◆ **Exercise directions**: Gather every line holding the string "expectativas".

◆ **Exercise material**:
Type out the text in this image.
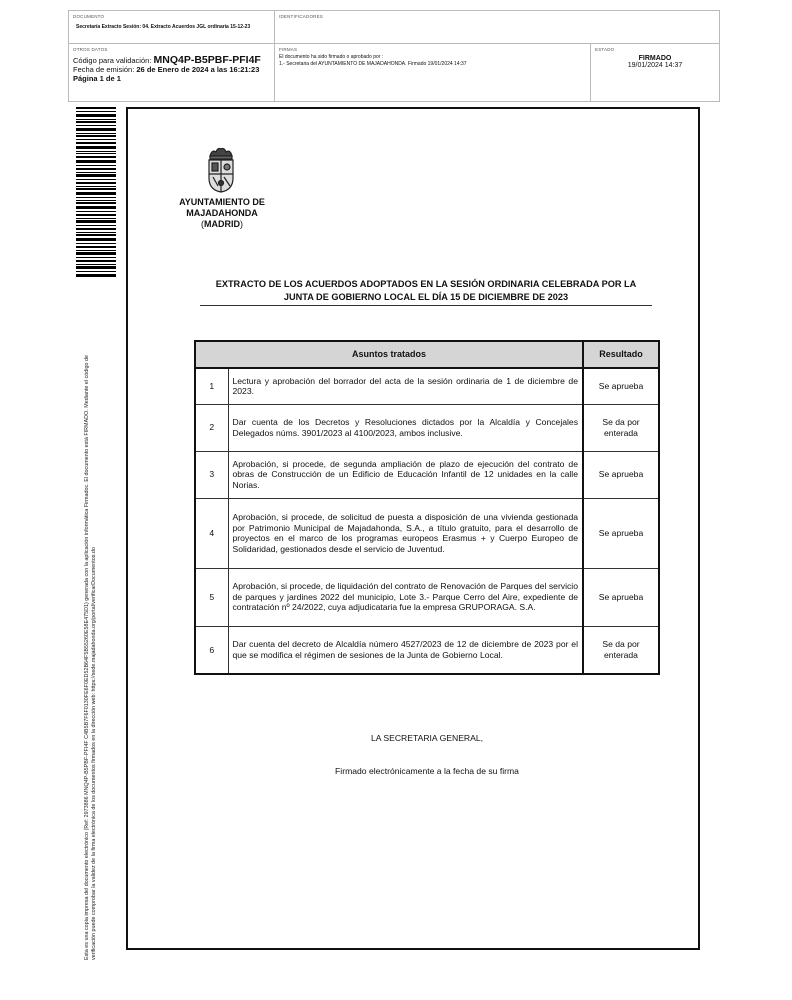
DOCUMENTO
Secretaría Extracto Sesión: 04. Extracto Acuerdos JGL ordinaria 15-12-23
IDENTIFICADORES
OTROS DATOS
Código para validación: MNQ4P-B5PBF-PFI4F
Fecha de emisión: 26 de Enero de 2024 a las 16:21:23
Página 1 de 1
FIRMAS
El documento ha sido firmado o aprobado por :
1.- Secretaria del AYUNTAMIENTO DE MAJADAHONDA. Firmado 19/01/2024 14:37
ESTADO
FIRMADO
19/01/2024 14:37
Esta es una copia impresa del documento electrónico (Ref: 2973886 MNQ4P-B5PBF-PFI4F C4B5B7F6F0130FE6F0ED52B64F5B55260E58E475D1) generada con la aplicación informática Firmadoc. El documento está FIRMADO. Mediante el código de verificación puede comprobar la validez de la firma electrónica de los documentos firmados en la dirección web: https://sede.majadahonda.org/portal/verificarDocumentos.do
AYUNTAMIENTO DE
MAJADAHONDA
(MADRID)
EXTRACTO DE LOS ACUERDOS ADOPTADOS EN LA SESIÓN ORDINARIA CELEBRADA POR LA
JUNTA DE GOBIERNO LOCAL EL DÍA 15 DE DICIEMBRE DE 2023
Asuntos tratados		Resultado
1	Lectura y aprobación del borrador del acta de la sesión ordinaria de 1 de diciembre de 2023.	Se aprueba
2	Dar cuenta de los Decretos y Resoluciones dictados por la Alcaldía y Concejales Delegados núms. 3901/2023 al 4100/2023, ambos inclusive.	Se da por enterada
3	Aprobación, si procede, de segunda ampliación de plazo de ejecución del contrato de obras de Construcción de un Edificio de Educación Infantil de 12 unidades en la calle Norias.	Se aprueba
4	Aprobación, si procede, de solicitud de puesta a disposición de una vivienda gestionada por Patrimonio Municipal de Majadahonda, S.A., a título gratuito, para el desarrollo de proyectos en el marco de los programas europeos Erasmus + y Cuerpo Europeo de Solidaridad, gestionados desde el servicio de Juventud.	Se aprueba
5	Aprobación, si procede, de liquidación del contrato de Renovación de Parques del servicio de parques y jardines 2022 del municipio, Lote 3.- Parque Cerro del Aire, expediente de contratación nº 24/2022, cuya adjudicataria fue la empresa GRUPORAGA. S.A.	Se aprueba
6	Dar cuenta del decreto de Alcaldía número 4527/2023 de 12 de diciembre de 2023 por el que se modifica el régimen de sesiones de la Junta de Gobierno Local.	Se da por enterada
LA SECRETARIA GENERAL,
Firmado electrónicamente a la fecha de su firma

---

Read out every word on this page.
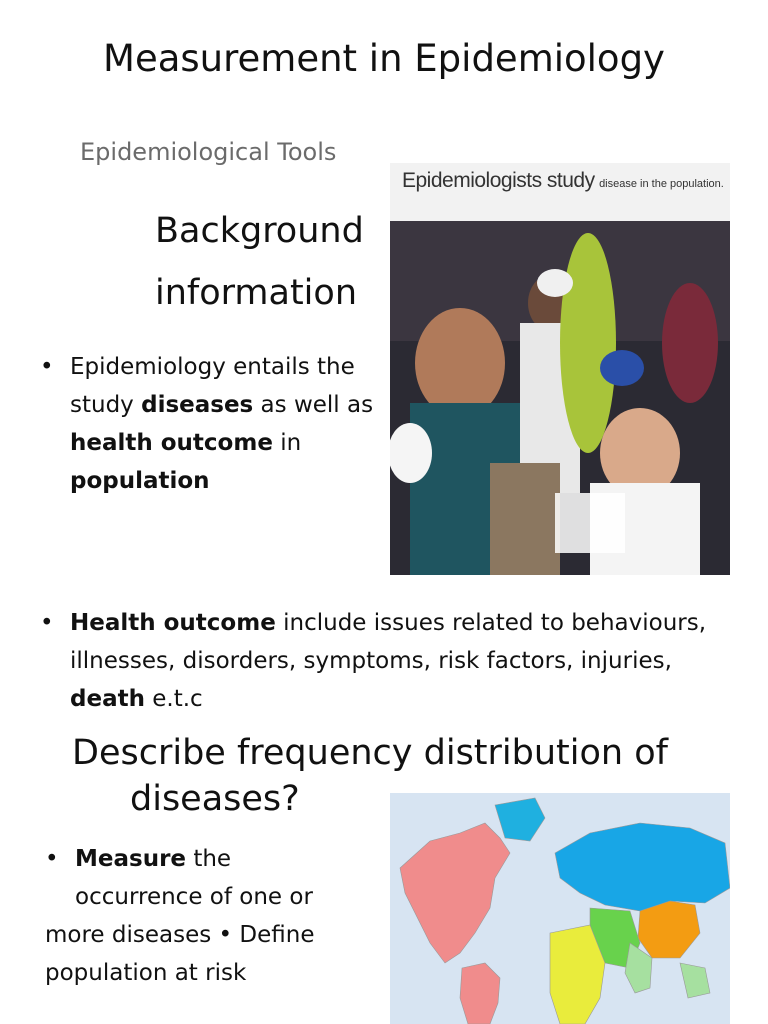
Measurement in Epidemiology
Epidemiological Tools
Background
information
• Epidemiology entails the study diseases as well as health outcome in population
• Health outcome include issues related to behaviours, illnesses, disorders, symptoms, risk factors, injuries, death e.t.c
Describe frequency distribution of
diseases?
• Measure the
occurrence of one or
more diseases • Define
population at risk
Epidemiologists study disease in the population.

---

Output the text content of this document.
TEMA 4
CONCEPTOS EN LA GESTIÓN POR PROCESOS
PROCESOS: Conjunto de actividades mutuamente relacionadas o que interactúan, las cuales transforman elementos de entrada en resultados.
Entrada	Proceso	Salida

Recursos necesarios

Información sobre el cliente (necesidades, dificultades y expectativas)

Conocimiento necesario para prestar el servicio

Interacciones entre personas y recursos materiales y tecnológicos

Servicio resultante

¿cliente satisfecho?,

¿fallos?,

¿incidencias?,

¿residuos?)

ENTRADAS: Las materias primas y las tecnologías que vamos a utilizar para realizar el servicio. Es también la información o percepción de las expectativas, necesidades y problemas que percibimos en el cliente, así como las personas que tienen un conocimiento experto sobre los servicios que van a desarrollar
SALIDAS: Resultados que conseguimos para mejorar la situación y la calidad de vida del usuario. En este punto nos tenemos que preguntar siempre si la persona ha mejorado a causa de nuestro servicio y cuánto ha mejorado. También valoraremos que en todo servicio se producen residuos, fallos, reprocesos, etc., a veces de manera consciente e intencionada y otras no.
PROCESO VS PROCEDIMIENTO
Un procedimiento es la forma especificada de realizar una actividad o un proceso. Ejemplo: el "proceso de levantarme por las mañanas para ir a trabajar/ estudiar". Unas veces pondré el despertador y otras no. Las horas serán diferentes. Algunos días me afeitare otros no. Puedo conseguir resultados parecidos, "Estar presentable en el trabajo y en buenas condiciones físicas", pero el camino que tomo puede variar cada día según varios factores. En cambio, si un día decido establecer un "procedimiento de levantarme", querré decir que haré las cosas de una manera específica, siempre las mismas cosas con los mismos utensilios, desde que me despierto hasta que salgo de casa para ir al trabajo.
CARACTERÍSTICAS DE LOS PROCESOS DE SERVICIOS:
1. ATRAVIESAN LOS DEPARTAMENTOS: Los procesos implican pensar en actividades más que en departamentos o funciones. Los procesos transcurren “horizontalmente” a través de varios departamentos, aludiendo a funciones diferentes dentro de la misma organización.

◆ **Task solution**:
Información sobre el cliente (necesidades, dificultades y expectativas)
ENTRADAS: Las materias primas y las tecnologías que vamos a utilizar para realizar el servicio. Es también la información o percepción de las expectativas, necesidades y problemas que percibimos en el cliente, así como las personas que tienen un conocimiento experto sobre los servicios que van a desarrollar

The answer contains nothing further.